WRITTEN EXERCISE:
List each line in which the string "Exterior" appears.

DATA SUPPLIED:
--- begin ---
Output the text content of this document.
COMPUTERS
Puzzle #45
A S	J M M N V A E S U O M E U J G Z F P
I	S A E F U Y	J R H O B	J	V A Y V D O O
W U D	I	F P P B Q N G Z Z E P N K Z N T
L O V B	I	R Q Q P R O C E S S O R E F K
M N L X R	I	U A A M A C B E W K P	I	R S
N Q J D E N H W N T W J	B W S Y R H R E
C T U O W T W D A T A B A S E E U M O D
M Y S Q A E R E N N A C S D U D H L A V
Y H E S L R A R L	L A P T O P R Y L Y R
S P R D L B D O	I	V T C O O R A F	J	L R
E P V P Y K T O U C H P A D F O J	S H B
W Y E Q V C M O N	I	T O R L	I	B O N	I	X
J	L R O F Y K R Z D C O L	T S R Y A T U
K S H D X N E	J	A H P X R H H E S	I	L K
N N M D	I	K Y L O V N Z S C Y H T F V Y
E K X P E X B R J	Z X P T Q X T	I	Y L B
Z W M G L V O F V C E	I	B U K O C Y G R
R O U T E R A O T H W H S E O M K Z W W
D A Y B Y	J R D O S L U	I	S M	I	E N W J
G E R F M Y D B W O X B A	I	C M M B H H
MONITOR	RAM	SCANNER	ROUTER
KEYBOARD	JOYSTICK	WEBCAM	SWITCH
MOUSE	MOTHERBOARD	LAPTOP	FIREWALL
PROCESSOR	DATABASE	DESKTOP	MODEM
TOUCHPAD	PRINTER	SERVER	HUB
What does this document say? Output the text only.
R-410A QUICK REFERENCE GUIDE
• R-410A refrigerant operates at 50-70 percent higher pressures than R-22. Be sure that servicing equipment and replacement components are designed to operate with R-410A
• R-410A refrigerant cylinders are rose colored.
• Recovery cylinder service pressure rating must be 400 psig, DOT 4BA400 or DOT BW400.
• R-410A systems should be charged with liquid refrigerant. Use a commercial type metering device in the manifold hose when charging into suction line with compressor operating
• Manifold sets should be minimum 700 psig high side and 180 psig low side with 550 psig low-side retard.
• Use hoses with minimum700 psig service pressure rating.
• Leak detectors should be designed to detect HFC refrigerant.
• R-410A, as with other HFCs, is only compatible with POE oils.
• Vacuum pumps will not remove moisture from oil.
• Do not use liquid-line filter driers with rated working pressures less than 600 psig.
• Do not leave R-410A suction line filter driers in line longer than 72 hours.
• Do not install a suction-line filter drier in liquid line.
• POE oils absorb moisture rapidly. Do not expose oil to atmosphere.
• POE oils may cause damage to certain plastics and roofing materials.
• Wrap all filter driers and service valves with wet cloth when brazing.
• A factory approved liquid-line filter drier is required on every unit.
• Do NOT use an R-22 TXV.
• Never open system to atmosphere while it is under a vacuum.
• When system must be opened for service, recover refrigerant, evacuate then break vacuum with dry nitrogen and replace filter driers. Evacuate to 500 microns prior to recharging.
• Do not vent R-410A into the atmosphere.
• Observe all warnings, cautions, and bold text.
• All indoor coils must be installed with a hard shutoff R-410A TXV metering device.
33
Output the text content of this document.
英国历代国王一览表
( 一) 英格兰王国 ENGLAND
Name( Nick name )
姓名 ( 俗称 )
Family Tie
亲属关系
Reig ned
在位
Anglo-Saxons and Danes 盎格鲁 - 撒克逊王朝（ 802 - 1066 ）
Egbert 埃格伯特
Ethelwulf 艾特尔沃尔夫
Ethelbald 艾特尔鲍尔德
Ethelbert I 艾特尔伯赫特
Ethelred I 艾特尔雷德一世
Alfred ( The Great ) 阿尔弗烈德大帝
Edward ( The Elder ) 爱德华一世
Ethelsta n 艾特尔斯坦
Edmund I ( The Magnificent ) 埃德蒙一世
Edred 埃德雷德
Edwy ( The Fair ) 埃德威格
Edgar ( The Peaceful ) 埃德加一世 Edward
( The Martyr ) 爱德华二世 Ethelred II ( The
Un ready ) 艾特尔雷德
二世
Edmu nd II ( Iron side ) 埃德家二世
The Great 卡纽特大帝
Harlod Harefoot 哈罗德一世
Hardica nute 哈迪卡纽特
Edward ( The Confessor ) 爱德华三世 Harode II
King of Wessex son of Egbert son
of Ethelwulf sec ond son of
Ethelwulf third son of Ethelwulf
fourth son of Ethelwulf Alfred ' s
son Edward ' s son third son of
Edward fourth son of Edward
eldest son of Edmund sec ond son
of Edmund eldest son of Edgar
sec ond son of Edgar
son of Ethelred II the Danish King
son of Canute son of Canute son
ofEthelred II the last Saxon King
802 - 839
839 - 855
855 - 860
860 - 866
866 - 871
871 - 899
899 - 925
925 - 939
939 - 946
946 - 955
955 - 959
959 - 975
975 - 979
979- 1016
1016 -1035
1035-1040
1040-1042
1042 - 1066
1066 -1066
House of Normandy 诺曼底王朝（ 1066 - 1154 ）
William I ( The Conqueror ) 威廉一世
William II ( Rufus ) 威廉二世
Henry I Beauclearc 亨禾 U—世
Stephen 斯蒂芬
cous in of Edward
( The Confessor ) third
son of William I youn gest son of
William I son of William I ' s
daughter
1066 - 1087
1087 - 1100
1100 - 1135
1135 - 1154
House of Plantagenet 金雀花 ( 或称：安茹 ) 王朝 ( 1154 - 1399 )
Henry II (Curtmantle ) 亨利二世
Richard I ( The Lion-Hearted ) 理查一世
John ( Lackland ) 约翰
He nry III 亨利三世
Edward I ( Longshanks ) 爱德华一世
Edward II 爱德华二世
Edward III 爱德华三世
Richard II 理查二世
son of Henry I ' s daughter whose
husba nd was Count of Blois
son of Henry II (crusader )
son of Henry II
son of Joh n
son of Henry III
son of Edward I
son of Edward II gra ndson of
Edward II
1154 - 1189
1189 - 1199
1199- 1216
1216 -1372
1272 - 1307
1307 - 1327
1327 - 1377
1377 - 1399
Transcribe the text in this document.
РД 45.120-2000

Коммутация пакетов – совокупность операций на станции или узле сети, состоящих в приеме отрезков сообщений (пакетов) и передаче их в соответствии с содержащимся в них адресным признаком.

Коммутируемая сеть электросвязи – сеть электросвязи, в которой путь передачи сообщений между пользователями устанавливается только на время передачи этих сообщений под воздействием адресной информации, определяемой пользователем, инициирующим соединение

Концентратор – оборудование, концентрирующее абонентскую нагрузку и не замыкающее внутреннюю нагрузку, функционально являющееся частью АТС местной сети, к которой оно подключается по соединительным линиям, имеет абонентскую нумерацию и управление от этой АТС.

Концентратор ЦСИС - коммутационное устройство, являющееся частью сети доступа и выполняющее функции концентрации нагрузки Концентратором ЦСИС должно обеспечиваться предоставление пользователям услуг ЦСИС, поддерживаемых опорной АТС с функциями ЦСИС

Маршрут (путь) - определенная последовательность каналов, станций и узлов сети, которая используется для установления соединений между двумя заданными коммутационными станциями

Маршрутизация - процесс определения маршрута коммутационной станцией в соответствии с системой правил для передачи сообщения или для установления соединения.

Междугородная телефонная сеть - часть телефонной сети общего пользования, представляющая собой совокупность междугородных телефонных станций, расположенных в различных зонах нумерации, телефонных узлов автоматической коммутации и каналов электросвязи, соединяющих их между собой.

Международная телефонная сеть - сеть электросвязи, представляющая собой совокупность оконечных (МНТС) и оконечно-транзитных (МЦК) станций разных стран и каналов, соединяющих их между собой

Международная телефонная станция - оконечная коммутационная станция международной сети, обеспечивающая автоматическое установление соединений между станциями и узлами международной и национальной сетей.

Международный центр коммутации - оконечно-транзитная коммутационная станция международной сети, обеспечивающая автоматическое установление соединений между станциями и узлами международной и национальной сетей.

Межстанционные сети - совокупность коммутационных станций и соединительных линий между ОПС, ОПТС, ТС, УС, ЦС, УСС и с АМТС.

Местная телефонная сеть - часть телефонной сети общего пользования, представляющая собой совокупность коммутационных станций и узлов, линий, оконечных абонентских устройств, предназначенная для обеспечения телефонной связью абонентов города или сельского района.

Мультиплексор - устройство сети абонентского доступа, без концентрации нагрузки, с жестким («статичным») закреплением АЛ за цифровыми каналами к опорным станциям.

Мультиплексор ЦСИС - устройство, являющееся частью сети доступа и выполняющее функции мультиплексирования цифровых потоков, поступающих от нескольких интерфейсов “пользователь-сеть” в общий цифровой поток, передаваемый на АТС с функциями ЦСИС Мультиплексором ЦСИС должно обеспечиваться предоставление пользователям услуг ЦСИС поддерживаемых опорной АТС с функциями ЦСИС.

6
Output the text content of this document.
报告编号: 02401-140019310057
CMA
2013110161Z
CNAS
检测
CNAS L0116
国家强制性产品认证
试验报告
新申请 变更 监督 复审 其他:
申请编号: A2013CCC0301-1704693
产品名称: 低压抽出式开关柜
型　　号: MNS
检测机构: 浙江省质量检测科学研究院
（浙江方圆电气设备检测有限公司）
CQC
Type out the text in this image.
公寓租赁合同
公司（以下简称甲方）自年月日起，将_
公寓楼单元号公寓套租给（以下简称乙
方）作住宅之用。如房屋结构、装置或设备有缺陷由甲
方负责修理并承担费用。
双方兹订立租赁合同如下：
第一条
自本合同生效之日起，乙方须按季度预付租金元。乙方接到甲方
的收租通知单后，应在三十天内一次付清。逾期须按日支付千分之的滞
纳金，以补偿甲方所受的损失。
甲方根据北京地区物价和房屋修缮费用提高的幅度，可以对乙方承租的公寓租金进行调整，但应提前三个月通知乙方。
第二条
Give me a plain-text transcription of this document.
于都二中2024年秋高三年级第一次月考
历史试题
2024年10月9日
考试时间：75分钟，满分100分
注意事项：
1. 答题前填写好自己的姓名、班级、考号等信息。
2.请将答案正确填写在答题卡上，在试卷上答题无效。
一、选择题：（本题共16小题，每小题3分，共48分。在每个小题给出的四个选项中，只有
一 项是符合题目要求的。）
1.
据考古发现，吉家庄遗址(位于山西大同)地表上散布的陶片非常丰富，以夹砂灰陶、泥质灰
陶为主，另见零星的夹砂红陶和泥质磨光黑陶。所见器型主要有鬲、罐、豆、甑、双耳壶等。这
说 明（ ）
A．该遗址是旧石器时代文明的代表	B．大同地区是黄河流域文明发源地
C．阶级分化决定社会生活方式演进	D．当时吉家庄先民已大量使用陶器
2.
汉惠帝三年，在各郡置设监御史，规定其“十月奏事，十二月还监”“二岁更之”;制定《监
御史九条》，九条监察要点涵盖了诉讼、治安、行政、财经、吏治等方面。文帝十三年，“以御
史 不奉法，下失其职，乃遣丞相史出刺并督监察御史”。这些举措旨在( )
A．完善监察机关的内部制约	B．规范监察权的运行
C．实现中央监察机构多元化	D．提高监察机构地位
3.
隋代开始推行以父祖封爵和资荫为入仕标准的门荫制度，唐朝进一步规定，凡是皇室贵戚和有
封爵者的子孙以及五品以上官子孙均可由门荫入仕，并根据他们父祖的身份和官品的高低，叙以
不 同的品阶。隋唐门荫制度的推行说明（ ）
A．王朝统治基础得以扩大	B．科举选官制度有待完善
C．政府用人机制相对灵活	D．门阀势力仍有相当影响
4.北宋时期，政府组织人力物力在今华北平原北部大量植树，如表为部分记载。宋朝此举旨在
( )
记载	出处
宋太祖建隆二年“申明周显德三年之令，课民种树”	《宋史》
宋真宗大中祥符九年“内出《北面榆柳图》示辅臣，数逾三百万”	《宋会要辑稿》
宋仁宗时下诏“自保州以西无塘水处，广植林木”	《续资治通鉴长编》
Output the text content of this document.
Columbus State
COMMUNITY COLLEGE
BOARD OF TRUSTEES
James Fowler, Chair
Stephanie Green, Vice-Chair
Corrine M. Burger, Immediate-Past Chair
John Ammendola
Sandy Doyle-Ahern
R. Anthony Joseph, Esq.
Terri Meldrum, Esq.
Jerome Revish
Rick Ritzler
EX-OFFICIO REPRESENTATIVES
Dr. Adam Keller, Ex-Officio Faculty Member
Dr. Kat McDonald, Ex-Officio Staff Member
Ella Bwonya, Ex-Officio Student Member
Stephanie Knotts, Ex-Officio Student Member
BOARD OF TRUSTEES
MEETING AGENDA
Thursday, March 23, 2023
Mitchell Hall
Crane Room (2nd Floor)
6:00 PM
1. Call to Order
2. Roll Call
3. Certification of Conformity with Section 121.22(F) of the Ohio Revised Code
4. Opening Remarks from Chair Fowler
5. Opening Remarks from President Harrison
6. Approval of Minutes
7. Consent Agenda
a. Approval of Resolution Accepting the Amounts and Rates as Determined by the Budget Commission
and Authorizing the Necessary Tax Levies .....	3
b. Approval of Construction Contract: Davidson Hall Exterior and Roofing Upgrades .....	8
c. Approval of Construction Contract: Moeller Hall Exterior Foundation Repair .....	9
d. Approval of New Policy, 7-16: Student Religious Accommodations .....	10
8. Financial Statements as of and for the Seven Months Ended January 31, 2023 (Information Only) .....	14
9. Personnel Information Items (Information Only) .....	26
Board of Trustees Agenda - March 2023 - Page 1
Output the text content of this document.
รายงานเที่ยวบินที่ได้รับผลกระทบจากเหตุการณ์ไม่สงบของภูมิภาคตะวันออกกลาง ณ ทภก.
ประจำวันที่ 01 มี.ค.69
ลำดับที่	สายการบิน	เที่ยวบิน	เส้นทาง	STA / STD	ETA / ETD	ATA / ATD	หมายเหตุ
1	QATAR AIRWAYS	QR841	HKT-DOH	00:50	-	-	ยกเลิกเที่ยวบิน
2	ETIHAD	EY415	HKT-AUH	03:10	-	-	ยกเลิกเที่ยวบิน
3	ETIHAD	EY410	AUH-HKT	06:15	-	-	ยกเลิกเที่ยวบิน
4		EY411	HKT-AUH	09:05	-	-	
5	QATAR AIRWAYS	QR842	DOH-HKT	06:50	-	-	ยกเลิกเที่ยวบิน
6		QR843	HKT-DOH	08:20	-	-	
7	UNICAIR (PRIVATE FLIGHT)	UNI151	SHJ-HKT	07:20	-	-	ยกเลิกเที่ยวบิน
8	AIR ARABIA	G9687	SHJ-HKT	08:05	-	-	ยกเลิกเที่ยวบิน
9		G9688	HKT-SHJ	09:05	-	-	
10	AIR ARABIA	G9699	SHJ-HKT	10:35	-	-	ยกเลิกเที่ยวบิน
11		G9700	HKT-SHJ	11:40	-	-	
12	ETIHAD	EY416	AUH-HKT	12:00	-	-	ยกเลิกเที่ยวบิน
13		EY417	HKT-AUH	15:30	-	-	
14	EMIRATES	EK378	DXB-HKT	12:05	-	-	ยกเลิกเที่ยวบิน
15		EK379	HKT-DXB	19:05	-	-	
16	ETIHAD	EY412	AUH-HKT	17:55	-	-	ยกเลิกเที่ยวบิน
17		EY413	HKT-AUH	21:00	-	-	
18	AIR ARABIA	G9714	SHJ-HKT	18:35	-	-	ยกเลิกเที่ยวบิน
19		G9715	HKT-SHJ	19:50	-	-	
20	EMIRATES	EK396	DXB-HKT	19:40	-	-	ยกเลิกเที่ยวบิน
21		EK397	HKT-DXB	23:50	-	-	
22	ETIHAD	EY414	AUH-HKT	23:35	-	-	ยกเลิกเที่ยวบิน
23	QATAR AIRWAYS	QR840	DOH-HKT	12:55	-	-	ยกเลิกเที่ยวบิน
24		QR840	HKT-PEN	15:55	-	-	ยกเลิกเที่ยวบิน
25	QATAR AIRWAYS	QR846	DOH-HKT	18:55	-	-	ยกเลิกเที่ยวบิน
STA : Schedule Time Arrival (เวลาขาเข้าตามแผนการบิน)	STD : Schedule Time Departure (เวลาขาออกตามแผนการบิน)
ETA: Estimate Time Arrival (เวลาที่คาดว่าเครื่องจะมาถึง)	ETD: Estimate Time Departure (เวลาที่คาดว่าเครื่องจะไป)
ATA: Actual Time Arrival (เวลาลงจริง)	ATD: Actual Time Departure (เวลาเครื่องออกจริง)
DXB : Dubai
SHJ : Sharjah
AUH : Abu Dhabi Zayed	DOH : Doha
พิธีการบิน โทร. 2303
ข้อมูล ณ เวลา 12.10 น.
--- end ---
FINAL RESULT:
b. Approval of Construction Contract: Davidson Hall Exterior and Roofing Upgrades .....	8
c. Approval of Construction Contract: Moeller Hall Exterior Foundation Repair .....	9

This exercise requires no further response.